Given problem 1 - Which agreements does the document passage name as exhibits, and what exhibit number does each carry? List all of them.

Document passage -

-*-*-

This brief description of the agreements set forth above is not intended to be complete and is qualified in its entirety by reference to the First Lien Collateral and Guaranty Agreement (filed as Exhibit 10.1 hereto), the Second Lien Collateral and Guaranty Agreement (filed as Exhibit 10.2 hereto), the First Lien Pledge and Security Agreement (filed as Exhibit 10.3 hereto), the Second Lien Pledge and Security Agreement (filed as Exhibit 10.4 hereto) and the Intercreditor Agreement (filed as Exhibit 10.5 hereto), each of which is an exhibit hereto and incorporated herein by reference.
Supplemental Indenture
In connection with the Recapitalization, on October 25, 2005, the Company commenced a tender offer for any and all of its $115 million principal amount of 91/2% Senior Subordinated Notes due 2008 (the “91/2% Notes”) and related consent solicitation pursuant to an Offer to Purchase and Consent Solicitation Statement dated October 25, 2005. The tender offer was extended on November 21, 2005 and December 2, 2005. The tender offer expired in accordance with its terms on December 5, 2005. Pursuant to the tender offer and consent solicitation, the Company received sufficient consents to approve the proposed amendments to the Indenture, dated as of March 18, 1998 (the “Original Indenture”) as set forth in the terms of the tender offer and consent solicitation.

-*-*-

[Data listing]

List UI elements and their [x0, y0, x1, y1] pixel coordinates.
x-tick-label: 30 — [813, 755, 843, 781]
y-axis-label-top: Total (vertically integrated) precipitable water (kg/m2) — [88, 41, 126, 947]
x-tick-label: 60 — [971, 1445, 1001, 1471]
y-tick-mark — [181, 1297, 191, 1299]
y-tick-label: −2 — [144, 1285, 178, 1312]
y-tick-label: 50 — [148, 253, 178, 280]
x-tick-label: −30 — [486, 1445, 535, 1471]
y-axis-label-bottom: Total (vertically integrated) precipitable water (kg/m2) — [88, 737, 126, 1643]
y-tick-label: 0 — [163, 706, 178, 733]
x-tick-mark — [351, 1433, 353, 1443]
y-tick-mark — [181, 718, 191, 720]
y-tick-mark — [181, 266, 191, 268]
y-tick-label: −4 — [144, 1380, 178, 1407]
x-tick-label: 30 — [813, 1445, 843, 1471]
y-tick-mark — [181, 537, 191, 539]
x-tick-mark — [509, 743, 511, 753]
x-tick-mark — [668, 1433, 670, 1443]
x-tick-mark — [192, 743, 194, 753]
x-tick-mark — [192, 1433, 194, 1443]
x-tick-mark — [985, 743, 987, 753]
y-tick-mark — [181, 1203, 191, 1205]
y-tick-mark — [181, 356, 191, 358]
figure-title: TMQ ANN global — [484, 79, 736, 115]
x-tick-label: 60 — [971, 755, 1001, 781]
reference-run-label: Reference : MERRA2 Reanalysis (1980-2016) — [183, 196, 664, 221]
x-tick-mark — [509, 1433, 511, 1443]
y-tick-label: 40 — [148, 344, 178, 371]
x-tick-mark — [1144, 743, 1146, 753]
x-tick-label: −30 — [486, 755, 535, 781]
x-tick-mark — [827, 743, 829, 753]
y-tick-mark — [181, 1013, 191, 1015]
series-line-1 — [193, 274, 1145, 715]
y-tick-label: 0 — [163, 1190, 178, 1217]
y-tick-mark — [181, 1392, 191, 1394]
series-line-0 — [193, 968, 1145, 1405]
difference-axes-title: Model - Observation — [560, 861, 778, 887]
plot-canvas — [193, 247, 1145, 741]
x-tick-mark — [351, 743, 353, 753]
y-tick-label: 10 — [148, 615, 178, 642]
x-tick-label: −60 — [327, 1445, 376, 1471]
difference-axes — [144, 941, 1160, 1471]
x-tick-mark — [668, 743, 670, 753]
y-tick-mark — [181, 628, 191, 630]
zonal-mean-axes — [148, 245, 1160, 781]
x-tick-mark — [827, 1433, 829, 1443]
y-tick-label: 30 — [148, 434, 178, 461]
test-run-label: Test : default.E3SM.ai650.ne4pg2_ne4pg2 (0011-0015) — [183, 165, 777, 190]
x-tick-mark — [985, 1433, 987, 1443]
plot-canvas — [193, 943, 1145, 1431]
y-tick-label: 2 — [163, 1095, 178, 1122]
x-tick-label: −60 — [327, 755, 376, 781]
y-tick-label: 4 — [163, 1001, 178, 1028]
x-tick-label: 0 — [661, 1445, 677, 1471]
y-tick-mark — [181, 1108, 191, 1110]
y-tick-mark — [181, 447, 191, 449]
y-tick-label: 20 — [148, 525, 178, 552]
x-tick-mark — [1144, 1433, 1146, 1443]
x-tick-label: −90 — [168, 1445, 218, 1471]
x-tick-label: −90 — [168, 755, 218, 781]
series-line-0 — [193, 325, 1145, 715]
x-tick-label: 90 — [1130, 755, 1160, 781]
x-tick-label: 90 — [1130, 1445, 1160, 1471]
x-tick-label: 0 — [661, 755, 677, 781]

-*-*-

Given problem 2 - In the rows, everything from the start down to the line containing "x-tick-mark — [668, 1433, 670, 1443]", can you change "y-tick-mark" to "y-tick" and return only those rows with all else unchanged?

Exercise output 1 -
- First Lien Collateral and Guaranty Agreement: Exhibit 10.1
- Second Lien Collateral and Guaranty Agreement: Exhibit 10.2
- First Lien Pledge and Security Agreement: Exhibit 10.3
- Second Lien Pledge and Security Agreement: Exhibit 10.4
- Intercreditor Agreement: Exhibit 10.5

Exercise output 2 -
List UI elements and their [x0, y0, x1, y1] pixel coordinates.
x-tick-label: 30 — [813, 755, 843, 781]
y-axis-label-top: Total (vertically integrated) precipitable water (kg/m2) — [88, 41, 126, 947]
x-tick-label: 60 — [971, 1445, 1001, 1471]
y-tick — [181, 1297, 191, 1299]
y-tick-label: −2 — [144, 1285, 178, 1312]
y-tick-label: 50 — [148, 253, 178, 280]
x-tick-label: −30 — [486, 1445, 535, 1471]
y-axis-label-bottom: Total (vertically integrated) precipitable water (kg/m2) — [88, 737, 126, 1643]
y-tick-label: 0 — [163, 706, 178, 733]
x-tick-mark — [351, 1433, 353, 1443]
y-tick — [181, 718, 191, 720]
y-tick — [181, 266, 191, 268]
y-tick-label: −4 — [144, 1380, 178, 1407]
x-tick-label: 30 — [813, 1445, 843, 1471]
y-tick — [181, 537, 191, 539]
x-tick-mark — [509, 743, 511, 753]
x-tick-mark — [668, 1433, 670, 1443]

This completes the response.